▶ _DATA FOR THE TASK_
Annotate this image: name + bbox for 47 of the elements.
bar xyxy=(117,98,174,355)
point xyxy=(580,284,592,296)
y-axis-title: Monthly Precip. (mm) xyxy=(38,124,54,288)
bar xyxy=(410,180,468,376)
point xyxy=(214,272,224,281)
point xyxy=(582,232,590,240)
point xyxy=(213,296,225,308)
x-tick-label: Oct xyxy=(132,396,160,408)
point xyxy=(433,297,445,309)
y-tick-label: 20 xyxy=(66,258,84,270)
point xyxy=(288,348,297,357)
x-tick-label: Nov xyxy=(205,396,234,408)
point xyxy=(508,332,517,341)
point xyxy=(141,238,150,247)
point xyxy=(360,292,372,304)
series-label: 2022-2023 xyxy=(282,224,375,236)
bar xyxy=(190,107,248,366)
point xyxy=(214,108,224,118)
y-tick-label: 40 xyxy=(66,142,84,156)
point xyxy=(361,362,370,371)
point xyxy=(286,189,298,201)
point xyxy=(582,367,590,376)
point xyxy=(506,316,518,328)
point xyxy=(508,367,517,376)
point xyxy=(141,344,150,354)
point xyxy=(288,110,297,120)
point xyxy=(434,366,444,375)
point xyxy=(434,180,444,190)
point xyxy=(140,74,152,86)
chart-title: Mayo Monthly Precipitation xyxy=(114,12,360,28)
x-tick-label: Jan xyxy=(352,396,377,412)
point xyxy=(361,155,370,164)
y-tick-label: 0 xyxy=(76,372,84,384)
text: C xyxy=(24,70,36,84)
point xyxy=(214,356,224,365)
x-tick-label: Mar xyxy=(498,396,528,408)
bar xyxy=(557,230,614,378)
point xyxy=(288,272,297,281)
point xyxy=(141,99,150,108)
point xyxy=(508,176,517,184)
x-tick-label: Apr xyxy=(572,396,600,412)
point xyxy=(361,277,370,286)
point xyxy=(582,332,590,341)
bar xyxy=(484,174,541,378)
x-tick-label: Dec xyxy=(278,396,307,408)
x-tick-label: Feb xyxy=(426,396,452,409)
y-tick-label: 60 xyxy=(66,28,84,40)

▶ _WORK REQUIRED_
Update the listing above by replacing every "point" with "marker", leaving every other line and value unchanged.

▶ _ANSWER FOR THE TASK_
Annotate this image: name + bbox for 47 of the elements.
bar xyxy=(117,98,174,355)
marker xyxy=(580,284,592,296)
y-axis-title: Monthly Precip. (mm) xyxy=(38,124,54,288)
bar xyxy=(410,180,468,376)
marker xyxy=(214,272,224,281)
marker xyxy=(582,232,590,240)
marker xyxy=(213,296,225,308)
x-tick-label: Oct xyxy=(132,396,160,408)
marker xyxy=(433,297,445,309)
y-tick-label: 20 xyxy=(66,258,84,270)
marker xyxy=(288,348,297,357)
x-tick-label: Nov xyxy=(205,396,234,408)
marker xyxy=(508,332,517,341)
marker xyxy=(141,238,150,247)
marker xyxy=(360,292,372,304)
series-label: 2022-2023 xyxy=(282,224,375,236)
bar xyxy=(190,107,248,366)
marker xyxy=(214,108,224,118)
y-tick-label: 40 xyxy=(66,142,84,156)
marker xyxy=(361,362,370,371)
marker xyxy=(286,189,298,201)
marker xyxy=(582,367,590,376)
marker xyxy=(506,316,518,328)
marker xyxy=(508,367,517,376)
marker xyxy=(141,344,150,354)
marker xyxy=(288,110,297,120)
marker xyxy=(434,366,444,375)
marker xyxy=(434,180,444,190)
marker xyxy=(140,74,152,86)
chart-title: Mayo Monthly Precipitation xyxy=(114,12,360,28)
x-tick-label: Jan xyxy=(352,396,377,412)
marker xyxy=(361,155,370,164)
y-tick-label: 0 xyxy=(76,372,84,384)
text: C xyxy=(24,70,36,84)
marker xyxy=(214,356,224,365)
x-tick-label: Mar xyxy=(498,396,528,408)
bar xyxy=(557,230,614,378)
marker xyxy=(288,272,297,281)
marker xyxy=(141,99,150,108)
marker xyxy=(508,176,517,184)
x-tick-label: Apr xyxy=(572,396,600,412)
marker xyxy=(361,277,370,286)
marker xyxy=(582,332,590,341)
bar xyxy=(484,174,541,378)
x-tick-label: Dec xyxy=(278,396,307,408)
x-tick-label: Feb xyxy=(426,396,452,409)
y-tick-label: 60 xyxy=(66,28,84,40)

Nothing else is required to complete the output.